Stored records
_ _ _

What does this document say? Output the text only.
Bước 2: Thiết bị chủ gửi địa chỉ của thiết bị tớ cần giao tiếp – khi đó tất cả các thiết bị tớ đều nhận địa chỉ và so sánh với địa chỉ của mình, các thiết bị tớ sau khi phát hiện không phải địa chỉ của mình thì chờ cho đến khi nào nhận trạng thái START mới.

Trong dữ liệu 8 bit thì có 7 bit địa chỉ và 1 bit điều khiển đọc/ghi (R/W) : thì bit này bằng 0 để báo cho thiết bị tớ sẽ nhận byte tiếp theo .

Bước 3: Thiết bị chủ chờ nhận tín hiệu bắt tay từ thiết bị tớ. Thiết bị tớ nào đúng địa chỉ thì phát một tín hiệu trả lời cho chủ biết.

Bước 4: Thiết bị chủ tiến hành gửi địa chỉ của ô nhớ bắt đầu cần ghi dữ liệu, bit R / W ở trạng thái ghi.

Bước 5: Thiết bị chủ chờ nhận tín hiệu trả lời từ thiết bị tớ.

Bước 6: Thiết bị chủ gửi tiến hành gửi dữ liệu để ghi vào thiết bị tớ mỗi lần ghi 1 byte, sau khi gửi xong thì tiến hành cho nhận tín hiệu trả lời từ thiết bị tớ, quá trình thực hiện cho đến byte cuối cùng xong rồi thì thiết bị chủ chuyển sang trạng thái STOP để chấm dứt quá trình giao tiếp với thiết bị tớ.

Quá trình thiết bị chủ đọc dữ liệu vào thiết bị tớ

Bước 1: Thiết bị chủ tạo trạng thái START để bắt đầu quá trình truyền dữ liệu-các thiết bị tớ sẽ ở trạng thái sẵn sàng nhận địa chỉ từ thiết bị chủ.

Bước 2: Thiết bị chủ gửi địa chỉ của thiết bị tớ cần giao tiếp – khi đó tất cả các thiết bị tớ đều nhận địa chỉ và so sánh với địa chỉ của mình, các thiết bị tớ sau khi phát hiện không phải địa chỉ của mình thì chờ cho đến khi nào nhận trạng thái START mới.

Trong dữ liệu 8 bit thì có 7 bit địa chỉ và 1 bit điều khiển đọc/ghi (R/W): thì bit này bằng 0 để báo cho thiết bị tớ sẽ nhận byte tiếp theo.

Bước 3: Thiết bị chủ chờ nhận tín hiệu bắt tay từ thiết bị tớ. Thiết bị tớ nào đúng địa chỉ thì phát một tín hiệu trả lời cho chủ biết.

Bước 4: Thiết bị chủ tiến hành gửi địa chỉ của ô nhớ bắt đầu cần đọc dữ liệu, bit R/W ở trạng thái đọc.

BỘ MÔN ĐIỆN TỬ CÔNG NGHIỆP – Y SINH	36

_ _ _

*Task description:* Show every line from the listing above in which the string "khiển" appears.

*Result below:*
Trong dữ liệu 8 bit thì có 7 bit địa chỉ và 1 bit điều khiển đọc/ghi (R/W) : thì bit này bằng 0 để báo cho thiết bị tớ sẽ nhận byte tiếp theo .
Trong dữ liệu 8 bit thì có 7 bit địa chỉ và 1 bit điều khiển đọc/ghi (R/W): thì bit này bằng 0 để báo cho thiết bị tớ sẽ nhận byte tiếp theo.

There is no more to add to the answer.